### MATERIAL PROVIDED
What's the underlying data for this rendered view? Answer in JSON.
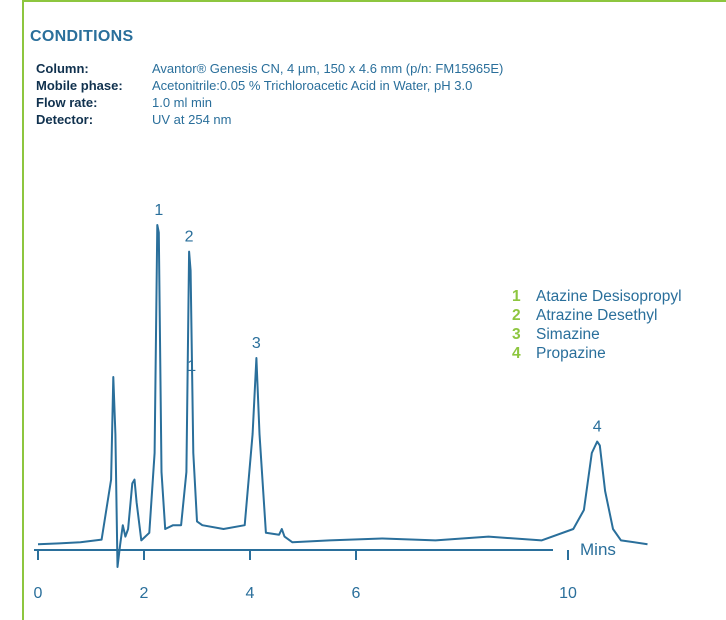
{
  "conditions": {
    "title": "CONDITIONS",
    "rows": [
      {
        "label": "Column:",
        "value": "Avantor® Genesis CN, 4 µm, 150 x 4.6 mm (p/n: FM15965E)"
      },
      {
        "label": "Mobile phase:",
        "value": "Acetonitrile:0.05 % Trichloroacetic Acid in Water, pH 3.0"
      },
      {
        "label": "Flow rate:",
        "value": "1.0 ml min"
      },
      {
        "label": "Detector:",
        "value": "UV at 254 nm"
      }
    ]
  },
  "legend": [
    {
      "num": "1",
      "name": "Atazine Desisopropyl"
    },
    {
      "num": "2",
      "name": "Atrazine Desethyl"
    },
    {
      "num": "3",
      "name": "Simazine"
    },
    {
      "num": "4",
      "name": "Propazine"
    }
  ],
  "chart_data": {
    "type": "line",
    "xlabel": "Mins",
    "xlim": [
      0,
      11.5
    ],
    "ylim": [
      -0.05,
      1.0
    ],
    "xticks": [
      0,
      2,
      4,
      6,
      10
    ],
    "grid": false,
    "legend_placement": "right",
    "colors": {
      "line": "#2a6f9b",
      "accent": "#8dc63f"
    },
    "series": [
      {
        "x": [
          0,
          0.4,
          0.8,
          1.2,
          1.38,
          1.42,
          1.46,
          1.5,
          1.55,
          1.6,
          1.65,
          1.7,
          1.78,
          1.82,
          1.86,
          1.95,
          2.1,
          2.2,
          2.25,
          2.28,
          2.33,
          2.4,
          2.55,
          2.7,
          2.8,
          2.85,
          2.88,
          2.93,
          3.0,
          3.1,
          3.5,
          3.9,
          4.05,
          4.12,
          4.18,
          4.3,
          4.55,
          4.6,
          4.65,
          4.8,
          5.5,
          6.5,
          7.5,
          8.5,
          9.5,
          10.1,
          10.3,
          10.45,
          10.55,
          10.6,
          10.7,
          10.85,
          11.0,
          11.5
        ],
        "y": [
          0.01,
          0.012,
          0.015,
          0.022,
          0.18,
          0.45,
          0.3,
          -0.05,
          0.01,
          0.06,
          0.03,
          0.05,
          0.17,
          0.18,
          0.12,
          0.02,
          0.04,
          0.25,
          0.85,
          0.83,
          0.2,
          0.05,
          0.06,
          0.06,
          0.2,
          0.78,
          0.73,
          0.25,
          0.07,
          0.06,
          0.05,
          0.06,
          0.3,
          0.5,
          0.3,
          0.04,
          0.035,
          0.05,
          0.03,
          0.015,
          0.02,
          0.025,
          0.02,
          0.03,
          0.02,
          0.05,
          0.1,
          0.25,
          0.28,
          0.27,
          0.15,
          0.05,
          0.02,
          0.01
        ]
      }
    ],
    "peak_labels": [
      {
        "label": "1",
        "x": 2.28,
        "y": 0.85
      },
      {
        "label": "2",
        "x": 2.85,
        "y": 0.78
      },
      {
        "label": "1",
        "x": 2.9,
        "y": 0.44
      },
      {
        "label": "3",
        "x": 4.12,
        "y": 0.5
      },
      {
        "label": "4",
        "x": 10.55,
        "y": 0.28
      }
    ]
  }
}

### TASK INSTRUCTIONS
All entries above are to be set down word for word, and the pictures are to be left out.

### RESULT OF THIS TASK
What's the underlying data for this rendered view? Answer in JSON.
{
  "conditions": {
    "title": "CONDITIONS",
    "rows": [
      {
        "label": "Column:",
        "value": "Avantor® Genesis CN, 4 µm, 150 x 4.6 mm (p/n: FM15965E)"
      },
      {
        "label": "Mobile phase:",
        "value": "Acetonitrile:0.05 % Trichloroacetic Acid in Water, pH 3.0"
      },
      {
        "label": "Flow rate:",
        "value": "1.0 ml min"
      },
      {
        "label": "Detector:",
        "value": "UV at 254 nm"
      }
    ]
  },
  "legend": [
    {
      "num": "1",
      "name": "Atazine Desisopropyl"
    },
    {
      "num": "2",
      "name": "Atrazine Desethyl"
    },
    {
      "num": "3",
      "name": "Simazine"
    },
    {
      "num": "4",
      "name": "Propazine"
    }
  ],
  "chart_data": {
    "type": "line",
    "xlabel": "Mins",
    "xlim": [
      0,
      11.5
    ],
    "ylim": [
      -0.05,
      1.0
    ],
    "xticks": [
      0,
      2,
      4,
      6,
      10
    ],
    "grid": false,
    "legend_placement": "right",
    "colors": {
      "line": "#2a6f9b",
      "accent": "#8dc63f"
    },
    "series": [
      {
        "x": [
          0,
          0.4,
          0.8,
          1.2,
          1.38,
          1.42,
          1.46,
          1.5,
          1.55,
          1.6,
          1.65,
          1.7,
          1.78,
          1.82,
          1.86,
          1.95,
          2.1,
          2.2,
          2.25,
          2.28,
          2.33,
          2.4,
          2.55,
          2.7,
          2.8,
          2.85,
          2.88,
          2.93,
          3.0,
          3.1,
          3.5,
          3.9,
          4.05,
          4.12,
          4.18,
          4.3,
          4.55,
          4.6,
          4.65,
          4.8,
          5.5,
          6.5,
          7.5,
          8.5,
          9.5,
          10.1,
          10.3,
          10.45,
          10.55,
          10.6,
          10.7,
          10.85,
          11.0,
          11.5
        ],
        "y": [
          0.01,
          0.012,
          0.015,
          0.022,
          0.18,
          0.45,
          0.3,
          -0.05,
          0.01,
          0.06,
          0.03,
          0.05,
          0.17,
          0.18,
          0.12,
          0.02,
          0.04,
          0.25,
          0.85,
          0.83,
          0.2,
          0.05,
          0.06,
          0.06,
          0.2,
          0.78,
          0.73,
          0.25,
          0.07,
          0.06,
          0.05,
          0.06,
          0.3,
          0.5,
          0.3,
          0.04,
          0.035,
          0.05,
          0.03,
          0.015,
          0.02,
          0.025,
          0.02,
          0.03,
          0.02,
          0.05,
          0.1,
          0.25,
          0.28,
          0.27,
          0.15,
          0.05,
          0.02,
          0.01
        ]
      }
    ],
    "peak_labels": [
      {
        "label": "1",
        "x": 2.28,
        "y": 0.85
      },
      {
        "label": "2",
        "x": 2.85,
        "y": 0.78
      },
      {
        "label": "1",
        "x": 2.9,
        "y": 0.44
      },
      {
        "label": "3",
        "x": 4.12,
        "y": 0.5
      },
      {
        "label": "4",
        "x": 10.55,
        "y": 0.28
      }
    ]
  }
}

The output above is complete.